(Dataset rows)
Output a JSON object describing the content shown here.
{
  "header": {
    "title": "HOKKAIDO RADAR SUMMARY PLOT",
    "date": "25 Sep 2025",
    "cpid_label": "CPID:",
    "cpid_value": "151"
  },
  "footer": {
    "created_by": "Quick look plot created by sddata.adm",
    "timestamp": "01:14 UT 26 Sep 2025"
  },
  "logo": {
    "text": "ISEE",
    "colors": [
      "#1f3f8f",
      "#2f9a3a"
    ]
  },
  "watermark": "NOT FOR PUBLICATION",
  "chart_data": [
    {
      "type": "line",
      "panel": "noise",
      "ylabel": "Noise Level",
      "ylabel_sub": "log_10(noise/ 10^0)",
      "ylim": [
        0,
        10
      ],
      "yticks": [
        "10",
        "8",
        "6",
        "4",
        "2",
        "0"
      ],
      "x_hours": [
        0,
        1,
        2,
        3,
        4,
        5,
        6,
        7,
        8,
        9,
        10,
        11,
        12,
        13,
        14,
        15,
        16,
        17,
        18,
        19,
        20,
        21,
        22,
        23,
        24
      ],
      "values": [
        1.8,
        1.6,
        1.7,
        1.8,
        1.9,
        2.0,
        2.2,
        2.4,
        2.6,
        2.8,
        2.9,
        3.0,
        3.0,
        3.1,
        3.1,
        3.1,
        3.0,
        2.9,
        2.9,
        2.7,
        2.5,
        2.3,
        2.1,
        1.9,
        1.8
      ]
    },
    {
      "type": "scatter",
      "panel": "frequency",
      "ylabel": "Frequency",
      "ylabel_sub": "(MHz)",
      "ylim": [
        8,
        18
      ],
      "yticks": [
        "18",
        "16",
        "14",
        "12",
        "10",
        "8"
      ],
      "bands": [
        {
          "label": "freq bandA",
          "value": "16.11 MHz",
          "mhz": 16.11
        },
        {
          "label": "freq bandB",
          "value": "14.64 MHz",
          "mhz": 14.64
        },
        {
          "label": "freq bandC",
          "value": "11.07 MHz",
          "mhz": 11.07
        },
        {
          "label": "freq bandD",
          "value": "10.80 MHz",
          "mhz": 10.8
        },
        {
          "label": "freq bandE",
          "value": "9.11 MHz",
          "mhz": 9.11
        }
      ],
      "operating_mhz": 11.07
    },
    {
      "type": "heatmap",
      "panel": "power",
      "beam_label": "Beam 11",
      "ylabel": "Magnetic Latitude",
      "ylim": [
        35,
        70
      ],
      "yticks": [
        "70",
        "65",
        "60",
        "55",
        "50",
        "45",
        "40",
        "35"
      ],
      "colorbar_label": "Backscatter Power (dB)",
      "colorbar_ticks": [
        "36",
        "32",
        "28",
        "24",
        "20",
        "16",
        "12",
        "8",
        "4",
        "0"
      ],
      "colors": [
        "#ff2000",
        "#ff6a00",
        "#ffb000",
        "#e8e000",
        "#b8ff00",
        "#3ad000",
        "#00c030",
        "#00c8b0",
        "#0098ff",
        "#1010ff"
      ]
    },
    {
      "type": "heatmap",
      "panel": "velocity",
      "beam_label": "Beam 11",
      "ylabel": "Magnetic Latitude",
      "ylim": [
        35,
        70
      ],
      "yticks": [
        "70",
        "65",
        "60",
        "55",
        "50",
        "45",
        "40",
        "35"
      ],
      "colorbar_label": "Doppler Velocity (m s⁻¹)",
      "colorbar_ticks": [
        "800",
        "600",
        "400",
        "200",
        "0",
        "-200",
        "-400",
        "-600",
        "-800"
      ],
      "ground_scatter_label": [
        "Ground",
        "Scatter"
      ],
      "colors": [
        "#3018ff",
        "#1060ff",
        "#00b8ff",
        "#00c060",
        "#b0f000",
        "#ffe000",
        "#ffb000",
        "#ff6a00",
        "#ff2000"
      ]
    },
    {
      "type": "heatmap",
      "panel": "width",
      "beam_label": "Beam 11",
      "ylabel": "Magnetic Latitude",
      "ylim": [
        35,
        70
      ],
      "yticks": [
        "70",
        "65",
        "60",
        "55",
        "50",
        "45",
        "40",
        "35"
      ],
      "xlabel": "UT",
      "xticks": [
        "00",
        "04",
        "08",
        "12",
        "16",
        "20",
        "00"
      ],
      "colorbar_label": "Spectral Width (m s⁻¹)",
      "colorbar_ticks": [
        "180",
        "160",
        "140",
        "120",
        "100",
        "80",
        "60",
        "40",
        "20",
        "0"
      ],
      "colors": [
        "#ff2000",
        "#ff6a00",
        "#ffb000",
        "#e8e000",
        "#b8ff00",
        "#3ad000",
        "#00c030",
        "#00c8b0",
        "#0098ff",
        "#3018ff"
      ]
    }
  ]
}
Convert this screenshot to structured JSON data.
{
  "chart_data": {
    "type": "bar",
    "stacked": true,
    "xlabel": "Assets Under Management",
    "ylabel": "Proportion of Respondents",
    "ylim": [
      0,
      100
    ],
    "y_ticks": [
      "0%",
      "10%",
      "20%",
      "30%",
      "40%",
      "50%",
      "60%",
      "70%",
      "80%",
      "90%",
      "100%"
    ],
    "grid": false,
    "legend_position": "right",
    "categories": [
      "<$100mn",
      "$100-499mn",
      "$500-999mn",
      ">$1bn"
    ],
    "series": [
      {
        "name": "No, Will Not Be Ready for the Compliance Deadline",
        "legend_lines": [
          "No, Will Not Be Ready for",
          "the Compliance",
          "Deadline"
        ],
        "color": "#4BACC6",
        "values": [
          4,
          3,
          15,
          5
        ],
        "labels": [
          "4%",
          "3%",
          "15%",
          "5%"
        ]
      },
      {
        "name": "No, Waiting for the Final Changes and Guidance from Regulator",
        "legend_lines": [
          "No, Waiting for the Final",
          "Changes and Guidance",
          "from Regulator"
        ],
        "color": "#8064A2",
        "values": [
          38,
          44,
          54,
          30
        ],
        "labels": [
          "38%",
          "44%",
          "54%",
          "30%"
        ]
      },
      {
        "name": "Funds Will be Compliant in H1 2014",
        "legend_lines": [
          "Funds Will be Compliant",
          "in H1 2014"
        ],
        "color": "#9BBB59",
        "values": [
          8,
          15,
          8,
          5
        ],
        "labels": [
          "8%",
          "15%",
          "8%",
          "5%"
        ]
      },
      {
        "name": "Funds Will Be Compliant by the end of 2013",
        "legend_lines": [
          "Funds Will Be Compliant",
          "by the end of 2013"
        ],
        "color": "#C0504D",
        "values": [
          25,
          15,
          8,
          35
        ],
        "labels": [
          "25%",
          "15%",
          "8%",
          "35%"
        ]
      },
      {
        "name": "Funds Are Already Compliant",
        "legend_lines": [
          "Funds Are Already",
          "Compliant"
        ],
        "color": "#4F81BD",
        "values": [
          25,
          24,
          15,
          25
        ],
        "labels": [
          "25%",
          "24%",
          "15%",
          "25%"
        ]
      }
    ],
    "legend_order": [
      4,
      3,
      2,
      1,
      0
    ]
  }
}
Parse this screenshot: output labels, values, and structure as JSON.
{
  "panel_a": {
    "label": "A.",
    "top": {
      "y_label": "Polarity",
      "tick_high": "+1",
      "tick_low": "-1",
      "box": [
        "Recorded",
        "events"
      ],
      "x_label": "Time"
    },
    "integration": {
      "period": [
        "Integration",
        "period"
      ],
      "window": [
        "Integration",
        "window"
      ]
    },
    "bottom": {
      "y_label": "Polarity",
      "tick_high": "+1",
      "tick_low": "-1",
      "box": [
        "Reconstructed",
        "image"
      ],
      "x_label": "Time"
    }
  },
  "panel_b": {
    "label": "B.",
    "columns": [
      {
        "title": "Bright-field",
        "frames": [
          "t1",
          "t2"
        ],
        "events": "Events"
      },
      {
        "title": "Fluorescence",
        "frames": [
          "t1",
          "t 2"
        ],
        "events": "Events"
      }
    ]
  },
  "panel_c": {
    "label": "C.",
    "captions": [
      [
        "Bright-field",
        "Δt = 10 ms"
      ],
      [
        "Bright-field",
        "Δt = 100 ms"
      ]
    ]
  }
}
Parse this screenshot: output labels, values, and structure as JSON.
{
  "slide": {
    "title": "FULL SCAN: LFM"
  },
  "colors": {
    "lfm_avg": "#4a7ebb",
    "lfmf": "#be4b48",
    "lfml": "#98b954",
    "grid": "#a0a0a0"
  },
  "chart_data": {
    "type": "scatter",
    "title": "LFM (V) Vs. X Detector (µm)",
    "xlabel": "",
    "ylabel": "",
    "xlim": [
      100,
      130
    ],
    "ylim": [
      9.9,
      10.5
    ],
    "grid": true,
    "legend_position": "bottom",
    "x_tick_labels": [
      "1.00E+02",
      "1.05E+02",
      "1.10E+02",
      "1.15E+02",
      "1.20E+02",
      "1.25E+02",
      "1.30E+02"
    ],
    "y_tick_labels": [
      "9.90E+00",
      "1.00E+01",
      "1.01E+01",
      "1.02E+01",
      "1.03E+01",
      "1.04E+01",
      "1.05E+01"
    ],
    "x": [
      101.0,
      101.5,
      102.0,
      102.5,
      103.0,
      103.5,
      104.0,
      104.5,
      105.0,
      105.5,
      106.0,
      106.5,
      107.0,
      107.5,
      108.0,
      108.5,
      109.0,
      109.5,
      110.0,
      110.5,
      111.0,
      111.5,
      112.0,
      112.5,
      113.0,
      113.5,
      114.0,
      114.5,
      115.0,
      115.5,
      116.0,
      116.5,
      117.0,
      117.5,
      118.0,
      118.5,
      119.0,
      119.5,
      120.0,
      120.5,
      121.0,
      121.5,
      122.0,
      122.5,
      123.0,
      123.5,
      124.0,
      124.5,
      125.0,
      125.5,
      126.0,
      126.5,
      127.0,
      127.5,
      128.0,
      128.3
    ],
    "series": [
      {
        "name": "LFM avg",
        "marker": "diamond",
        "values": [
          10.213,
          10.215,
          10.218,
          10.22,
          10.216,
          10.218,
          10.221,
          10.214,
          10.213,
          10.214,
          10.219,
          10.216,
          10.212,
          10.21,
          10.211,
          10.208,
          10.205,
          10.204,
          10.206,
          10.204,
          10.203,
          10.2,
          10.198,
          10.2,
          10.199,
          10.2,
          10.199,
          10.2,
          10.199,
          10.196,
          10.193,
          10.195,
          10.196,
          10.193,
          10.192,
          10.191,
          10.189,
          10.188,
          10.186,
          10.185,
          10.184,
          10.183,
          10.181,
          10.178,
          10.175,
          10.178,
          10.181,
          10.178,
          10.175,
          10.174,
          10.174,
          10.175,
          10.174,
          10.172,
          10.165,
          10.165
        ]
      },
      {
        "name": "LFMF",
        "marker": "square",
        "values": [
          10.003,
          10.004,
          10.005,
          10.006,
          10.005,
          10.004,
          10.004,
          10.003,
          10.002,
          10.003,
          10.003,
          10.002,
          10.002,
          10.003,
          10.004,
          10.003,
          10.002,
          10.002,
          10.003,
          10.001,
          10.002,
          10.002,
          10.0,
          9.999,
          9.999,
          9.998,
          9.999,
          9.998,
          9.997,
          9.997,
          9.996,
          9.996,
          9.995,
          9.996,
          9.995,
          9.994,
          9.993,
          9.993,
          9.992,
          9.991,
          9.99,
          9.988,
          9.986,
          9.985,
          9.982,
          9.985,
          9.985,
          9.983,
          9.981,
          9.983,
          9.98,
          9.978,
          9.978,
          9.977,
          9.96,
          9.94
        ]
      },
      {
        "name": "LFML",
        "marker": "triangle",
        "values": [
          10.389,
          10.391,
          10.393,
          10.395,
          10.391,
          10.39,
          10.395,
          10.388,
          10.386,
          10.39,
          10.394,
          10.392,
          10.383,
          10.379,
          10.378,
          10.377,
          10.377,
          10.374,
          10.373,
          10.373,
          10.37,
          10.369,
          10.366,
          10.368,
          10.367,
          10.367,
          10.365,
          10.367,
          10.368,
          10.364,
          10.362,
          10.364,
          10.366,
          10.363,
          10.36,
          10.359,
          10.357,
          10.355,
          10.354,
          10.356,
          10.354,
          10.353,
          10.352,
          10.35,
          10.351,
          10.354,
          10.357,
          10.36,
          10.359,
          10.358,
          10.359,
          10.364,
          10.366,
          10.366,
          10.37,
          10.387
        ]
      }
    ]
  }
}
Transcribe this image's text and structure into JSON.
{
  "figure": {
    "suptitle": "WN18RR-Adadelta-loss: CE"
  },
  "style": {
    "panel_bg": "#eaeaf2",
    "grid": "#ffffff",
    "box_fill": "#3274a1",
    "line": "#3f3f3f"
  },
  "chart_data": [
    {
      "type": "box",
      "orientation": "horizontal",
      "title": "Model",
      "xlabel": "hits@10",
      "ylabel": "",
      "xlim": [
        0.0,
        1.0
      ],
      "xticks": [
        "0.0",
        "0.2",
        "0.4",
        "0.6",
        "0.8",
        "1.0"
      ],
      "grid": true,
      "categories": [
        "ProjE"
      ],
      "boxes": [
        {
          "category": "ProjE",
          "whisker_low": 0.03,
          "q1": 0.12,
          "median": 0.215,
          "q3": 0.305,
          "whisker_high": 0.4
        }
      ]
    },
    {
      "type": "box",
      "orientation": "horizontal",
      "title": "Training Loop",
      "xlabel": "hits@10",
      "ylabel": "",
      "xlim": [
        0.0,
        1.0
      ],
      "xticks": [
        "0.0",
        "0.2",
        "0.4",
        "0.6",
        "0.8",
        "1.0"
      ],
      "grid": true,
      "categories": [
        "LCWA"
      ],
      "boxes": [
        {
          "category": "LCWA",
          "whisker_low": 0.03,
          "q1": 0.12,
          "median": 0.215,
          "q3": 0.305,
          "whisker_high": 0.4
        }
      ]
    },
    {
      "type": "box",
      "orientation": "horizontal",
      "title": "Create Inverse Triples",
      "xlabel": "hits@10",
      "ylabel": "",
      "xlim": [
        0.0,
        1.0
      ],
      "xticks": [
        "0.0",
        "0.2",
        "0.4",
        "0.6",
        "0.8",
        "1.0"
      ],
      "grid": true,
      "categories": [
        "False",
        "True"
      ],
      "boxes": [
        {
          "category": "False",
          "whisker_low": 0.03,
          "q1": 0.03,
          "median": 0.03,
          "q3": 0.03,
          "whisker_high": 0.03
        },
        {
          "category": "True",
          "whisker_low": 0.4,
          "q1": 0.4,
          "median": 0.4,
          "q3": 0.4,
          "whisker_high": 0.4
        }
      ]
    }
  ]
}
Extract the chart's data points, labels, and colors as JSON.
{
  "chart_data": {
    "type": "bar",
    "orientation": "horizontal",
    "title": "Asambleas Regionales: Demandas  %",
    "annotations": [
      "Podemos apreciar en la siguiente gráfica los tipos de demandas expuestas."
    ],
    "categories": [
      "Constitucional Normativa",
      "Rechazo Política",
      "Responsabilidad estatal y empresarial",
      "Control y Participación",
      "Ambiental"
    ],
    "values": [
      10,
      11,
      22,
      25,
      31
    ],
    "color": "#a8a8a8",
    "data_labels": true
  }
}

### Exercise description
Extract all lines that hold the word "Compliant".

### Solution for this exercise
        "name": "Funds Will be Compliant in H1 2014",
          "Funds Will be Compliant",
        "name": "Funds Will Be Compliant by the end of 2013",
          "Funds Will Be Compliant",
        "name": "Funds Are Already Compliant",
          "Compliant"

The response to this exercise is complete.